[Goal of the exercise]
Reproduce each line exactly, including spacing and punctuation.

[Stored data]
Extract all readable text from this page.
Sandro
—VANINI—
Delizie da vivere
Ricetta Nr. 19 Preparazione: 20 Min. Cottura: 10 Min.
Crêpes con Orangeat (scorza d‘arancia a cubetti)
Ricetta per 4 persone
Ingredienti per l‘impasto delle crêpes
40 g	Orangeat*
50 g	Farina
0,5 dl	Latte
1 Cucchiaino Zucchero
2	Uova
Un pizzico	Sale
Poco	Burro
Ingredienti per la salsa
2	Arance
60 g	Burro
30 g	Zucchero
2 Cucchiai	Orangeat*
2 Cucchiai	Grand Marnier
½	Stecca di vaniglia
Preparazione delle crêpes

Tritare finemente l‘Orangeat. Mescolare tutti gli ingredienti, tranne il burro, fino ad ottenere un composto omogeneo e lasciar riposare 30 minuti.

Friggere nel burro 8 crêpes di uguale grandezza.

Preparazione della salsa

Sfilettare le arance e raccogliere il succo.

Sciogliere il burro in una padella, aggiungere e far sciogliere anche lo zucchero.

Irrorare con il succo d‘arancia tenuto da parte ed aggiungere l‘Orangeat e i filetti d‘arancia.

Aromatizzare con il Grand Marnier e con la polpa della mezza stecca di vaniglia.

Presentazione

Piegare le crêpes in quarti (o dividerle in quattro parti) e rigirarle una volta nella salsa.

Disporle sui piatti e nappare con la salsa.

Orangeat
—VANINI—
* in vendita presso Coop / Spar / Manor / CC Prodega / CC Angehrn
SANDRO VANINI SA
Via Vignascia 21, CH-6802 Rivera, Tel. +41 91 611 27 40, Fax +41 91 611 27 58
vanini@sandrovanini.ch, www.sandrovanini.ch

[Solution for this problem]
Extract all readable text from this page.
Sandro
—VANINI—
Delizie da vivere
Ricetta Nr. 19 Preparazione: 20 Min. Cottura: 10 Min.
Crêpes con Orangeat (scorza d‘arancia a cubetti)
Ricetta per 4 persone
Ingredienti per l‘impasto delle crêpes
40 g	Orangeat*
50 g	Farina
0,5 dl	Latte
1 Cucchiaino Zucchero
2	Uova
Un pizzico	Sale
Poco	Burro
Ingredienti per la salsa
2	Arance
60 g	Burro
30 g	Zucchero
2 Cucchiai	Orangeat*
2 Cucchiai	Grand Marnier
½	Stecca di vaniglia
Preparazione delle crêpes

Tritare finemente l‘Orangeat. Mescolare tutti gli ingredienti, tranne il burro, fino ad ottenere un composto omogeneo e lasciar riposare 30 minuti.

Friggere nel burro 8 crêpes di uguale grandezza.

Preparazione della salsa

Sfilettare le arance e raccogliere il succo.

Sciogliere il burro in una padella, aggiungere e far sciogliere anche lo zucchero.

Irrorare con il succo d‘arancia tenuto da parte ed aggiungere l‘Orangeat e i filetti d‘arancia.

Aromatizzare con il Grand Marnier e con la polpa della mezza stecca di vaniglia.

Presentazione

Piegare le crêpes in quarti (o dividerle in quattro parti) e rigirarle una volta nella salsa.

Disporle sui piatti e nappare con la salsa.

Orangeat
—VANINI—
* in vendita presso Coop / Spar / Manor / CC Prodega / CC Angehrn
SANDRO VANINI SA
Via Vignascia 21, CH-6802 Rivera, Tel. +41 91 611 27 40, Fax +41 91 611 27 58
vanini@sandrovanini.ch, www.sandrovanini.ch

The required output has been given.